===== Input material =====

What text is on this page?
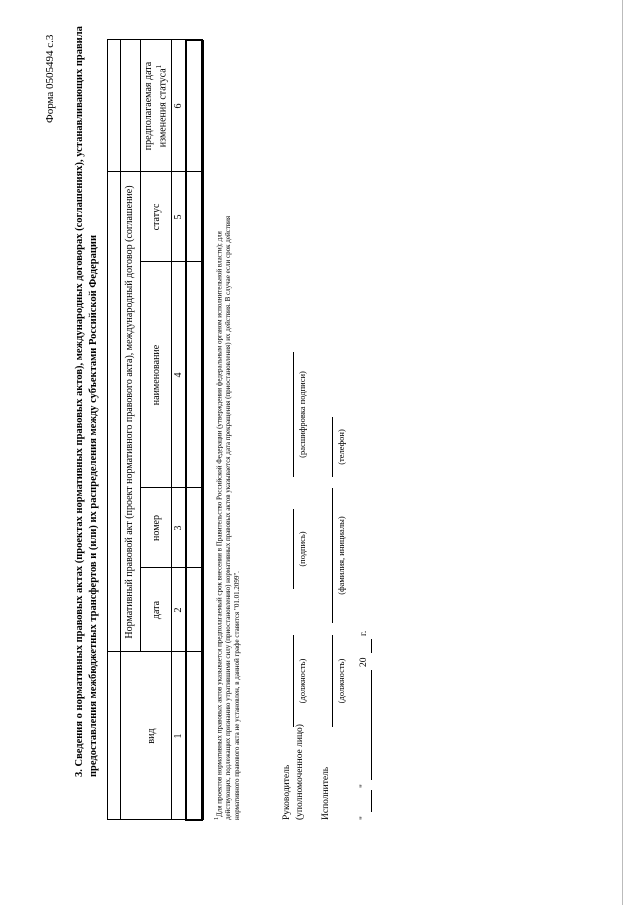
Форма 0505494 с.3 3. Сведения о нормативных правовых актах (проектах нормативных правовых актов), международных договорах (соглашениях), устанавливающих правила предоставления межбюджетных трансфертов и (или) их распределения между субъектами Российской Федерации	Нормативный правовой акт (проект нормативного правового акта), международный договор (соглашение)
вид
дата
номер
наименование
статус
предполагаемая дата изменения статуса$^1$
1
2
3
4
5
6
$^1$Для проектов нормативных правовых актов указывается предполагаемый срок внесения в Правительство Российской Федерации (утверждения федеральным органом исполнительной власти); для действующих, подлежащих признанию утратившими силу (приостановлению) нормативных правовых актов указывается дата прекращения (приостановления) их действия. В случае если срок действия нормативного правового акта не установлен, в данной графе ставится "01.01.2099".	Руководитель (уполномоченное лицо)
(должность)
(подпись)
(расшифровка подписи)
Исполнитель
(должность)
(фамилия, инициалы)
(телефон)
"
"
20
г.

=====

The problem: Print out the material word for word, omitting the pictures.

Task solution:
What text is on this page?
Форма 0505494 с.3 3. Сведения о нормативных правовых актах (проектах нормативных правовых актов), международных договорах (соглашениях), устанавливающих правила предоставления межбюджетных трансфертов и (или) их распределения между субъектами Российской Федерации	Нормативный правовой акт (проект нормативного правового акта), международный договор (соглашение)
вид
дата
номер
наименование
статус
предполагаемая дата изменения статуса$^1$
1
2
3
4
5
6
$^1$Для проектов нормативных правовых актов указывается предполагаемый срок внесения в Правительство Российской Федерации (утверждения федеральным органом исполнительной власти); для действующих, подлежащих признанию утратившими силу (приостановлению) нормативных правовых актов указывается дата прекращения (приостановления) их действия. В случае если срок действия нормативного правового акта не установлен, в данной графе ставится "01.01.2099".	Руководитель (уполномоченное лицо)
(должность)
(подпись)
(расшифровка подписи)
Исполнитель
(должность)
(фамилия, инициалы)
(телефон)
"
"
20
г.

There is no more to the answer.